#### [Work to complete]
Check each line for the string "Parts" and give only the count of lines that have it.

(Data records)
========================================================================

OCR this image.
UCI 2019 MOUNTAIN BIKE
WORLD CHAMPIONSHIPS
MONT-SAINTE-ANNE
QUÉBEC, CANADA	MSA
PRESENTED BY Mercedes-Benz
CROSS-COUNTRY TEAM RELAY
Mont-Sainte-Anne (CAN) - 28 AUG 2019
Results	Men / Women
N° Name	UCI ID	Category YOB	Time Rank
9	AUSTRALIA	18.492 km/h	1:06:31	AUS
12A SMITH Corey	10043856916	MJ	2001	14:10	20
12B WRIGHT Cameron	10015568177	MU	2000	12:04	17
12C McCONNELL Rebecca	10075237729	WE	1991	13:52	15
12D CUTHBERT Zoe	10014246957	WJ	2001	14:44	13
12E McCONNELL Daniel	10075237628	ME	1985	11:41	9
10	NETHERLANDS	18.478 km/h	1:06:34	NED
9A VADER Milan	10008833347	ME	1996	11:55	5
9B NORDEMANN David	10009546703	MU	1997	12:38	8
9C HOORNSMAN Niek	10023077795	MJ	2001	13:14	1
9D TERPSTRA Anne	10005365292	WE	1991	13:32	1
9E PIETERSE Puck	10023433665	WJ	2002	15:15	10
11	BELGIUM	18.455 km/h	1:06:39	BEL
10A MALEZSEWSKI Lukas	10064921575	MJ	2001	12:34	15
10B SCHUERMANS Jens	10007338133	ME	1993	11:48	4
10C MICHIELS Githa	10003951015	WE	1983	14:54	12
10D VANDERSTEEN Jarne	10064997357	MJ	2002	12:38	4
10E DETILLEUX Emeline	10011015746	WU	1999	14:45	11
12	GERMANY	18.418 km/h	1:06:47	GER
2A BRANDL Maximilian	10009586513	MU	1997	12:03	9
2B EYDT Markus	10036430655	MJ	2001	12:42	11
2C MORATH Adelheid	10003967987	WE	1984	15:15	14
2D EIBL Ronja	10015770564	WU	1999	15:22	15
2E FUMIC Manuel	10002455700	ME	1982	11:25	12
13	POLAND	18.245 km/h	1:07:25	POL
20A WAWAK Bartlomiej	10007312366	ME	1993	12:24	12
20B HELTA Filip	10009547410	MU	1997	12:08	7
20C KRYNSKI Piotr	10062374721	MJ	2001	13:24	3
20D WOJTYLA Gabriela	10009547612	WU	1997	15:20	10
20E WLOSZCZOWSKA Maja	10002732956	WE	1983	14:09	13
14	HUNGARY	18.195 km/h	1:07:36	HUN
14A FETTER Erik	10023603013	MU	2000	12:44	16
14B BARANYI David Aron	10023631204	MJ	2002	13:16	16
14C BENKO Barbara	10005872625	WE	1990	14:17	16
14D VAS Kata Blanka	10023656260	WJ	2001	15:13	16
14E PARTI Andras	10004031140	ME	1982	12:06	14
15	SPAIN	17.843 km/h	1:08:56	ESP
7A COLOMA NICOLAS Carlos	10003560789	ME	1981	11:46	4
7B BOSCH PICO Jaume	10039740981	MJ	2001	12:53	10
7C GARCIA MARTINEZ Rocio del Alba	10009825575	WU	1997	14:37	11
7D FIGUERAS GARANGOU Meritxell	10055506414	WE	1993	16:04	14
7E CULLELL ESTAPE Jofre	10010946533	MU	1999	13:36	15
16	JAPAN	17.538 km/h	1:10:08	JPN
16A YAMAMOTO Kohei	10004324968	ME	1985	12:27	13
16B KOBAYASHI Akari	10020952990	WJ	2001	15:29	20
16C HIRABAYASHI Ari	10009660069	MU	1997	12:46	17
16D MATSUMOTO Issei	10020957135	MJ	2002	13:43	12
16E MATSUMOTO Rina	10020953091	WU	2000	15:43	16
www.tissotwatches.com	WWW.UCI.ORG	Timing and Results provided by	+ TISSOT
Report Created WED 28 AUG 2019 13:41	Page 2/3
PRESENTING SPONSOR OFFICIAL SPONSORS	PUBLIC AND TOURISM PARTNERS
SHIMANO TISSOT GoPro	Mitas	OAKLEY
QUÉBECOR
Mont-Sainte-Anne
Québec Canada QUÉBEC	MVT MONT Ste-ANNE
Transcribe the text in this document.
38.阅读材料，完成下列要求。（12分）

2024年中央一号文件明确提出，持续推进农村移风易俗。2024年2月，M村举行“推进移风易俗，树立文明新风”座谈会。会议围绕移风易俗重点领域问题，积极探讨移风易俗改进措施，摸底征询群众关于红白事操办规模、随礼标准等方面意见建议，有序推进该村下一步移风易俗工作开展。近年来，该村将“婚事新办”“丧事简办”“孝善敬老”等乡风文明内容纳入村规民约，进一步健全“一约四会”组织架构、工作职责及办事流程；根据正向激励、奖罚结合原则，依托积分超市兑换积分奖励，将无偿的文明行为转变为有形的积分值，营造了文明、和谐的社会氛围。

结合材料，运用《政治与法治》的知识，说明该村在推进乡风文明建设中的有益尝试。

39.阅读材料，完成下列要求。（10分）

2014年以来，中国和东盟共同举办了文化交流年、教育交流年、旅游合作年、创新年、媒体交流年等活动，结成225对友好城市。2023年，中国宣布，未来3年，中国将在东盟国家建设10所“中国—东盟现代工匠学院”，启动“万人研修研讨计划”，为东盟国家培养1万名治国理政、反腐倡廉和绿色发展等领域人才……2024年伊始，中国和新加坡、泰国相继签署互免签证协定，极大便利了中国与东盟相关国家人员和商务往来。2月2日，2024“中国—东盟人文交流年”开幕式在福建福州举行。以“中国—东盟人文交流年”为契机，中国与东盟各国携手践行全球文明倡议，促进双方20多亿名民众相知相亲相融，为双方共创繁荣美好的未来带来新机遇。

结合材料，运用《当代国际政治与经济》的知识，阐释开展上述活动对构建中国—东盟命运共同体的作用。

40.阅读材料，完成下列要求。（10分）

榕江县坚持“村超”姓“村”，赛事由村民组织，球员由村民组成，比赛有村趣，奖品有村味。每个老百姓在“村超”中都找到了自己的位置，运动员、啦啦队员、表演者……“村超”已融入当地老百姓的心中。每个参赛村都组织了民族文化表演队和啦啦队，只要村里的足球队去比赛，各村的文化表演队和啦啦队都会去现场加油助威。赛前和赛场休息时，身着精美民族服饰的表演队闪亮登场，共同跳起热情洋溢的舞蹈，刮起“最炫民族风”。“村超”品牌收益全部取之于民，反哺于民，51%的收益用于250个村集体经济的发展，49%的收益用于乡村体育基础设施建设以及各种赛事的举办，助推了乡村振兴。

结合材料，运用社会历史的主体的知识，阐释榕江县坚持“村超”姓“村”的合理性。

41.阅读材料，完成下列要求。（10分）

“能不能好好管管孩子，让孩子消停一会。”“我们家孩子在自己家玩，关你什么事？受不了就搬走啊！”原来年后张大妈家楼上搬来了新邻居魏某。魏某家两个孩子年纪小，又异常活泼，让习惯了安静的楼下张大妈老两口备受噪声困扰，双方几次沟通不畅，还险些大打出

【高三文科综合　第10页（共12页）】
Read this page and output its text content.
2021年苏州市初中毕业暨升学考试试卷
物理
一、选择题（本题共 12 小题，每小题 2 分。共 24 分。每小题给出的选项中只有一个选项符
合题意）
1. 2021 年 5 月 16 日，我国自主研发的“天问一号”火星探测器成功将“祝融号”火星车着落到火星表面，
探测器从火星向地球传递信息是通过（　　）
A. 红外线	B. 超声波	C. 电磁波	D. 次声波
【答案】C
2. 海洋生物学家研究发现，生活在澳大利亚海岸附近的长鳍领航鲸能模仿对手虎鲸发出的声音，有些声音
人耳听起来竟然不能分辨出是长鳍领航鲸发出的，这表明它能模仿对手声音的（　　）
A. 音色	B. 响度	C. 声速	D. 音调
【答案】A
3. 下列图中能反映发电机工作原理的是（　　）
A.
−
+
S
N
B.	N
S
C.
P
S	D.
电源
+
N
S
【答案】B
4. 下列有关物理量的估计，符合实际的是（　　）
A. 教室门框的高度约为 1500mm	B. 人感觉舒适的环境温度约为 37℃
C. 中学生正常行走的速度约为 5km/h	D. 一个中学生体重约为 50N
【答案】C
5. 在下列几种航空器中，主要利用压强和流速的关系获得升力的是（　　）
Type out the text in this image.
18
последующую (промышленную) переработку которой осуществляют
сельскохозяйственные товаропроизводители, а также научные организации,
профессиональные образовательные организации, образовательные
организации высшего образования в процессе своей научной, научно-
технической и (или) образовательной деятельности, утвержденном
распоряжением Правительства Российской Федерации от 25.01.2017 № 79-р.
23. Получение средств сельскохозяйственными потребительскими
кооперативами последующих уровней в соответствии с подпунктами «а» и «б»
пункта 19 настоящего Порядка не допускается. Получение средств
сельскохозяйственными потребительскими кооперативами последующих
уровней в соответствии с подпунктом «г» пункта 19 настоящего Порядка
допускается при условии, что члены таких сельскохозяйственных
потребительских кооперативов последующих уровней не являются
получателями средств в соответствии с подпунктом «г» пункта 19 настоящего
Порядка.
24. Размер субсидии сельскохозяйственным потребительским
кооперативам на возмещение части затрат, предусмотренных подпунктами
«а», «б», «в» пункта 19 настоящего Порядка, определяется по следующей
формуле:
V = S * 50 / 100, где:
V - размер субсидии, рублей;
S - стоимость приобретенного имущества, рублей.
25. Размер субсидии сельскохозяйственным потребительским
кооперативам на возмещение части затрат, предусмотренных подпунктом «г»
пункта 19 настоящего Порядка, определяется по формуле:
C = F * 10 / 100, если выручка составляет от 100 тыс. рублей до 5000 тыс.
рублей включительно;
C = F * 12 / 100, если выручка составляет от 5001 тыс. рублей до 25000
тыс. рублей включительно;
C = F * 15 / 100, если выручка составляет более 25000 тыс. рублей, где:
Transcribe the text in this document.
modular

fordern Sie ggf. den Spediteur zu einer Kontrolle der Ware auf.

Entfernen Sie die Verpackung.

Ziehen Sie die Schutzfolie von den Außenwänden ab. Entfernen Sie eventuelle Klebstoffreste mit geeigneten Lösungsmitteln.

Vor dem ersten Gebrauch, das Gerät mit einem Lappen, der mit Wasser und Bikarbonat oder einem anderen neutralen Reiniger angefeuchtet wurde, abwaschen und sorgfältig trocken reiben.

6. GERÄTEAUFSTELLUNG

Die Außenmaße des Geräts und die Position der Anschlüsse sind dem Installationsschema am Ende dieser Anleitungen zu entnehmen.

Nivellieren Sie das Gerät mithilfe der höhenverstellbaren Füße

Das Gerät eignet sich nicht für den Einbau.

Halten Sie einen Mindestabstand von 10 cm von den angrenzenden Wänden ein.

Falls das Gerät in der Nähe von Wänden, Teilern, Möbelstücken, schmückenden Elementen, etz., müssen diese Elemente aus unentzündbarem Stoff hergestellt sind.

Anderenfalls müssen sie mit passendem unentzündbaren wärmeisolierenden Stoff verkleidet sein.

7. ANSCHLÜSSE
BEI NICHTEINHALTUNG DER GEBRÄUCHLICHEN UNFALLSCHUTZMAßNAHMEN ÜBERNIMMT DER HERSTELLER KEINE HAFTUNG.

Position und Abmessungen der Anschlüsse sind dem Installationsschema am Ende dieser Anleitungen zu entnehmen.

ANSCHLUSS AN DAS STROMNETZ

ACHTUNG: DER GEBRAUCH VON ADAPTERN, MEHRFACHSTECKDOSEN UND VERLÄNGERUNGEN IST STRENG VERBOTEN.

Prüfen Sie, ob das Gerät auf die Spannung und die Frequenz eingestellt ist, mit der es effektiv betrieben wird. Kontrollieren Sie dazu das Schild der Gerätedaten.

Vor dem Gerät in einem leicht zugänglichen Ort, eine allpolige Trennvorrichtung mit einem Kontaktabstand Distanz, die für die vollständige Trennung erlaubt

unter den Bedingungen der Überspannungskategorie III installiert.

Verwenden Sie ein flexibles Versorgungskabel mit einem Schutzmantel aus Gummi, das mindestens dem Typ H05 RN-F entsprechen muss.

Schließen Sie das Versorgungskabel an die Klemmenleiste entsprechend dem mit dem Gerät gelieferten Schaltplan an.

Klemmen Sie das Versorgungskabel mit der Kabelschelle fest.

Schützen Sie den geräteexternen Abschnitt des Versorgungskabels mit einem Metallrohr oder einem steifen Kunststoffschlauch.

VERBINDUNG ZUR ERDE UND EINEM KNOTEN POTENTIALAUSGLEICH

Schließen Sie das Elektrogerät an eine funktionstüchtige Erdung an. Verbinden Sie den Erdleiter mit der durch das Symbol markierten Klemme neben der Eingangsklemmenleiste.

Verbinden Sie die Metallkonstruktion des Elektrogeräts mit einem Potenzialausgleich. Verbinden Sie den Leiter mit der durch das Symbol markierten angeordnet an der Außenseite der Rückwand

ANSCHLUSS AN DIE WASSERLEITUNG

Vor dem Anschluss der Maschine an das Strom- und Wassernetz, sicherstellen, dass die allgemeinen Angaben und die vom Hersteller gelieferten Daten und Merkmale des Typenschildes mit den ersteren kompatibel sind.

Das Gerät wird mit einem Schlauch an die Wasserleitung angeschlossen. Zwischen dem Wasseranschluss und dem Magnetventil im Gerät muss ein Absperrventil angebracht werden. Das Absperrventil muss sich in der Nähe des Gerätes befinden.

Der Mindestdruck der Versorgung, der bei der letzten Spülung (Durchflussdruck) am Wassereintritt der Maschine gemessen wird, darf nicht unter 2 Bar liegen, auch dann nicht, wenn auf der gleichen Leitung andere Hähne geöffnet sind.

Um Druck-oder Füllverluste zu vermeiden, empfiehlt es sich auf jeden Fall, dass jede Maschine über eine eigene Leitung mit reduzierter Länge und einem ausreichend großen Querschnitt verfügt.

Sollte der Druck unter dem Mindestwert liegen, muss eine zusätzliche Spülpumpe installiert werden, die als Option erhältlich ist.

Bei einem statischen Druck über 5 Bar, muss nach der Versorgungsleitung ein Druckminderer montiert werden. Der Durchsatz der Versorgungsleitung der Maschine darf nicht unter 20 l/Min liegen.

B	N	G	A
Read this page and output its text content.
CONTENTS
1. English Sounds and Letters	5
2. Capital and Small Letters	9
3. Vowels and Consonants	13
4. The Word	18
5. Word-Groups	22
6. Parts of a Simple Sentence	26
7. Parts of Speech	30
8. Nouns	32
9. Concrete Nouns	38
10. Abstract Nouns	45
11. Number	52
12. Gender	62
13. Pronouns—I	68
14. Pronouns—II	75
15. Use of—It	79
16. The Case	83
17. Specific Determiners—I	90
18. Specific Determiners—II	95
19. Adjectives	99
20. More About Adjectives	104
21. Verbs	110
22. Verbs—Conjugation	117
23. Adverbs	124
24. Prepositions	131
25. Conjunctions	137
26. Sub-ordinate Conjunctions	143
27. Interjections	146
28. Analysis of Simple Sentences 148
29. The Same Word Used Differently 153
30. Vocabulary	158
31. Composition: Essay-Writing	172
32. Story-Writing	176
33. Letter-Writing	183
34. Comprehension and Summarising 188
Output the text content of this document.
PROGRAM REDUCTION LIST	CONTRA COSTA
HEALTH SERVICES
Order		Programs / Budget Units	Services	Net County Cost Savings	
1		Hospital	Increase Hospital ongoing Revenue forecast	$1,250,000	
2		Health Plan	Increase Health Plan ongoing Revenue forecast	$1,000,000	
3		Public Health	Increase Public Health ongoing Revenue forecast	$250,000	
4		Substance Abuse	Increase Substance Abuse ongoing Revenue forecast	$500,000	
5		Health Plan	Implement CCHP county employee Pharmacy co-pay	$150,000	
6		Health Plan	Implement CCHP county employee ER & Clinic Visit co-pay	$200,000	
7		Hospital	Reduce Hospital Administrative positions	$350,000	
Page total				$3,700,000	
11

========================================================================

#### [Completed exercise]
2